▶ **Stated task**
Locate the word "name" in the material, then show every line that holds it.

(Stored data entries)
┌──

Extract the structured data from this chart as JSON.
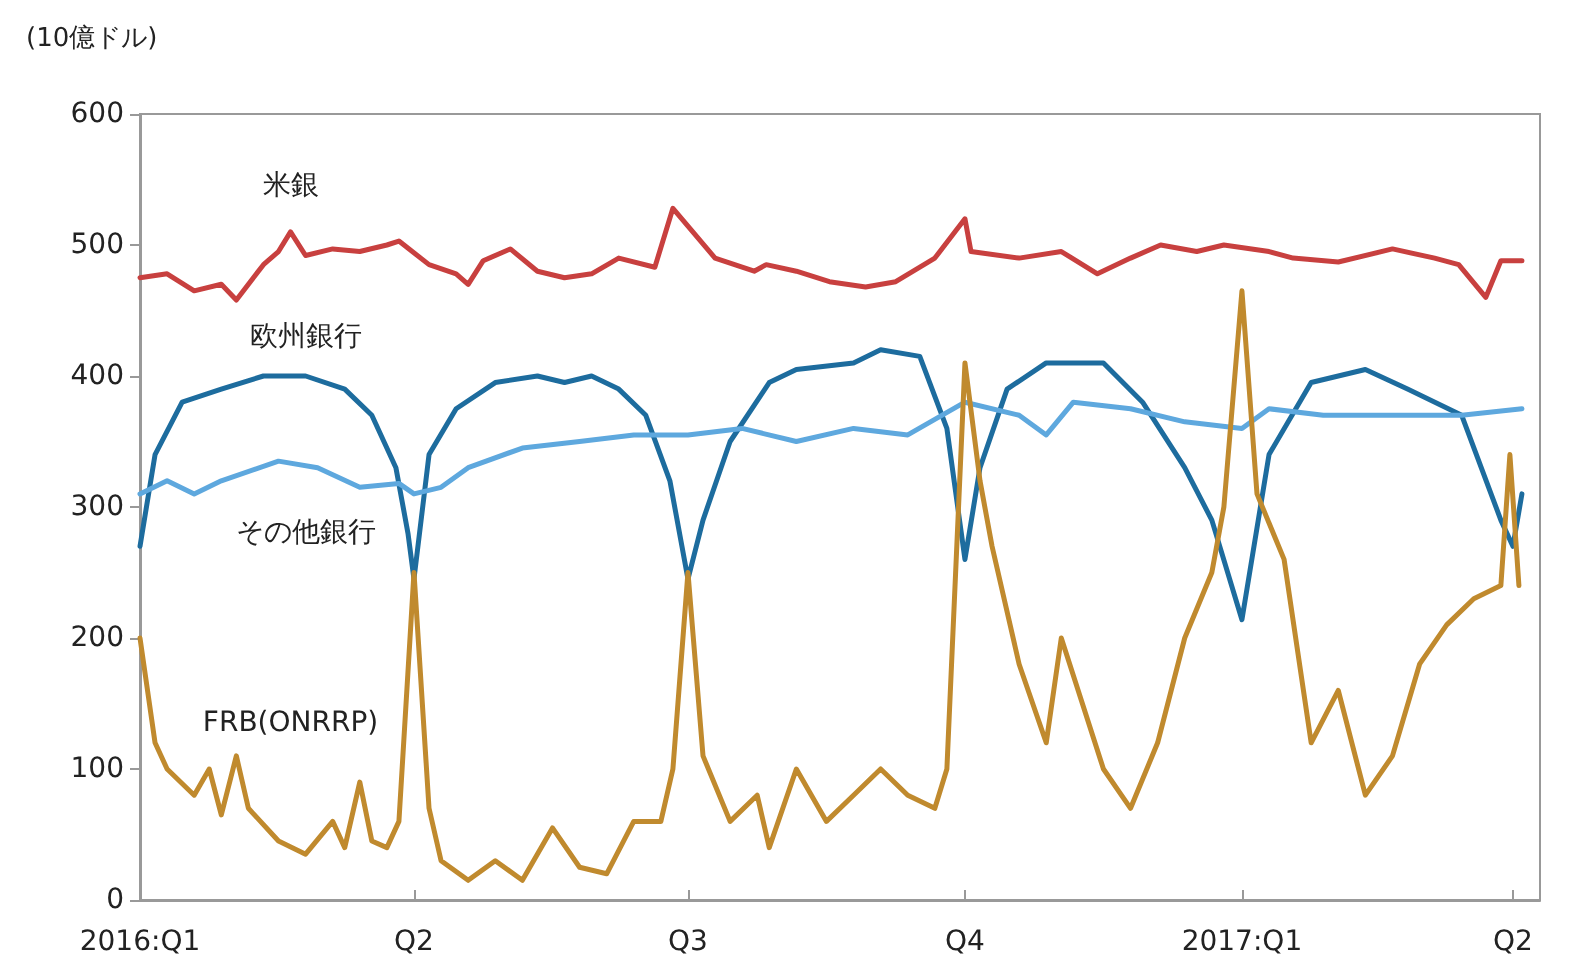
{
  "chart_data": {
    "type": "line",
    "ylabel": "(10億ドル)",
    "xlim": [
      "2016-01-01",
      "2017-04-10"
    ],
    "xticks": [
      {
        "value": "2016-01-01",
        "label": "2016:Q1"
      },
      {
        "value": "2016-04-01",
        "label": "Q2"
      },
      {
        "value": "2016-07-01",
        "label": "Q3"
      },
      {
        "value": "2016-10-01",
        "label": "Q4"
      },
      {
        "value": "2017-01-01",
        "label": "2017:Q1"
      },
      {
        "value": "2017-04-01",
        "label": "Q2"
      }
    ],
    "ylim": [
      0,
      600
    ],
    "yticks": [
      0,
      100,
      200,
      300,
      400,
      500,
      600
    ],
    "grid": false,
    "legend": false,
    "marker": "none",
    "line_style": "solid",
    "series": [
      {
        "name": "米銀",
        "color": "#c8403f",
        "x": [
          "2016-01-01",
          "2016-01-10",
          "2016-01-19",
          "2016-01-28",
          "2016-02-02",
          "2016-02-11",
          "2016-02-16",
          "2016-02-20",
          "2016-02-25",
          "2016-03-05",
          "2016-03-14",
          "2016-03-23",
          "2016-03-27",
          "2016-04-06",
          "2016-04-15",
          "2016-04-19",
          "2016-04-24",
          "2016-05-03",
          "2016-05-12",
          "2016-05-21",
          "2016-05-30",
          "2016-06-08",
          "2016-06-20",
          "2016-06-26",
          "2016-07-10",
          "2016-07-23",
          "2016-07-27",
          "2016-08-06",
          "2016-08-17",
          "2016-08-29",
          "2016-09-08",
          "2016-09-21",
          "2016-10-01",
          "2016-10-03",
          "2016-10-19",
          "2016-11-02",
          "2016-11-14",
          "2016-11-25",
          "2016-12-05",
          "2016-12-17",
          "2016-12-26",
          "2017-01-10",
          "2017-01-18",
          "2017-02-02",
          "2017-02-20",
          "2017-03-06",
          "2017-03-14",
          "2017-03-23",
          "2017-03-28",
          "2017-04-04"
        ],
        "values": [
          475,
          478,
          465,
          470,
          458,
          485,
          495,
          510,
          492,
          497,
          495,
          500,
          503,
          485,
          478,
          470,
          488,
          497,
          480,
          475,
          478,
          490,
          483,
          528,
          490,
          480,
          485,
          480,
          472,
          468,
          472,
          490,
          520,
          495,
          490,
          495,
          478,
          490,
          500,
          495,
          500,
          495,
          490,
          487,
          497,
          490,
          485,
          460,
          488,
          488
        ]
      },
      {
        "name": "欧州銀行",
        "color": "#1d6c9e",
        "x": [
          "2016-01-01",
          "2016-01-06",
          "2016-01-15",
          "2016-01-28",
          "2016-02-11",
          "2016-02-25",
          "2016-03-09",
          "2016-03-18",
          "2016-03-26",
          "2016-03-30",
          "2016-04-01",
          "2016-04-06",
          "2016-04-15",
          "2016-04-28",
          "2016-05-12",
          "2016-05-21",
          "2016-05-30",
          "2016-06-08",
          "2016-06-17",
          "2016-06-25",
          "2016-07-01",
          "2016-07-06",
          "2016-07-15",
          "2016-07-28",
          "2016-08-06",
          "2016-08-25",
          "2016-09-03",
          "2016-09-16",
          "2016-09-25",
          "2016-10-01",
          "2016-10-06",
          "2016-10-15",
          "2016-10-28",
          "2016-11-16",
          "2016-11-29",
          "2016-12-13",
          "2016-12-22",
          "2017-01-01",
          "2017-01-10",
          "2017-01-24",
          "2017-02-11",
          "2017-02-25",
          "2017-03-15",
          "2017-03-28",
          "2017-04-01",
          "2017-04-04"
        ],
        "values": [
          270,
          340,
          380,
          390,
          400,
          400,
          390,
          370,
          330,
          280,
          245,
          340,
          375,
          395,
          400,
          395,
          400,
          390,
          370,
          320,
          245,
          290,
          350,
          395,
          405,
          410,
          420,
          415,
          360,
          260,
          330,
          390,
          410,
          410,
          380,
          330,
          290,
          214,
          340,
          395,
          405,
          390,
          370,
          290,
          270,
          310
        ]
      },
      {
        "name": "その他銀行",
        "color": "#5ea8de",
        "x": [
          "2016-01-01",
          "2016-01-10",
          "2016-01-19",
          "2016-01-28",
          "2016-02-16",
          "2016-02-29",
          "2016-03-14",
          "2016-03-27",
          "2016-04-01",
          "2016-04-10",
          "2016-04-19",
          "2016-05-07",
          "2016-05-26",
          "2016-06-13",
          "2016-07-01",
          "2016-07-19",
          "2016-08-06",
          "2016-08-25",
          "2016-09-12",
          "2016-10-01",
          "2016-10-19",
          "2016-10-28",
          "2016-11-06",
          "2016-11-25",
          "2016-12-13",
          "2017-01-01",
          "2017-01-10",
          "2017-01-28",
          "2017-02-25",
          "2017-03-15",
          "2017-04-04"
        ],
        "values": [
          310,
          320,
          310,
          320,
          335,
          330,
          315,
          318,
          310,
          315,
          330,
          345,
          350,
          355,
          355,
          360,
          350,
          360,
          355,
          380,
          370,
          355,
          380,
          375,
          365,
          360,
          375,
          370,
          370,
          370,
          375
        ]
      },
      {
        "name": "FRB(ONRRP)",
        "color": "#c08a2e",
        "x": [
          "2016-01-01",
          "2016-01-06",
          "2016-01-10",
          "2016-01-19",
          "2016-01-24",
          "2016-01-28",
          "2016-02-02",
          "2016-02-06",
          "2016-02-16",
          "2016-02-25",
          "2016-03-05",
          "2016-03-09",
          "2016-03-14",
          "2016-03-18",
          "2016-03-23",
          "2016-03-27",
          "2016-04-01",
          "2016-04-06",
          "2016-04-10",
          "2016-04-19",
          "2016-04-28",
          "2016-05-07",
          "2016-05-17",
          "2016-05-26",
          "2016-06-04",
          "2016-06-13",
          "2016-06-22",
          "2016-06-26",
          "2016-07-01",
          "2016-07-06",
          "2016-07-15",
          "2016-07-24",
          "2016-07-28",
          "2016-08-06",
          "2016-08-16",
          "2016-08-25",
          "2016-09-03",
          "2016-09-12",
          "2016-09-21",
          "2016-09-25",
          "2016-10-01",
          "2016-10-06",
          "2016-10-10",
          "2016-10-19",
          "2016-10-28",
          "2016-11-02",
          "2016-11-16",
          "2016-11-25",
          "2016-12-04",
          "2016-12-13",
          "2016-12-22",
          "2016-12-26",
          "2017-01-01",
          "2017-01-06",
          "2017-01-15",
          "2017-01-24",
          "2017-02-02",
          "2017-02-11",
          "2017-02-20",
          "2017-03-01",
          "2017-03-10",
          "2017-03-19",
          "2017-03-28",
          "2017-03-31",
          "2017-04-03"
        ],
        "values": [
          200,
          120,
          100,
          80,
          100,
          65,
          110,
          70,
          45,
          35,
          60,
          40,
          90,
          45,
          40,
          60,
          250,
          70,
          30,
          15,
          30,
          15,
          55,
          25,
          20,
          60,
          60,
          100,
          250,
          110,
          60,
          80,
          40,
          100,
          60,
          80,
          100,
          80,
          70,
          100,
          410,
          320,
          270,
          180,
          120,
          200,
          100,
          70,
          120,
          200,
          250,
          300,
          465,
          310,
          260,
          120,
          160,
          80,
          110,
          180,
          210,
          230,
          240,
          340,
          240
        ]
      }
    ]
  }
}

└──

▶ **Task result**
        "name": "米銀",
        "name": "欧州銀行",
        "name": "その他銀行",
        "name": "FRB(ONRRP)",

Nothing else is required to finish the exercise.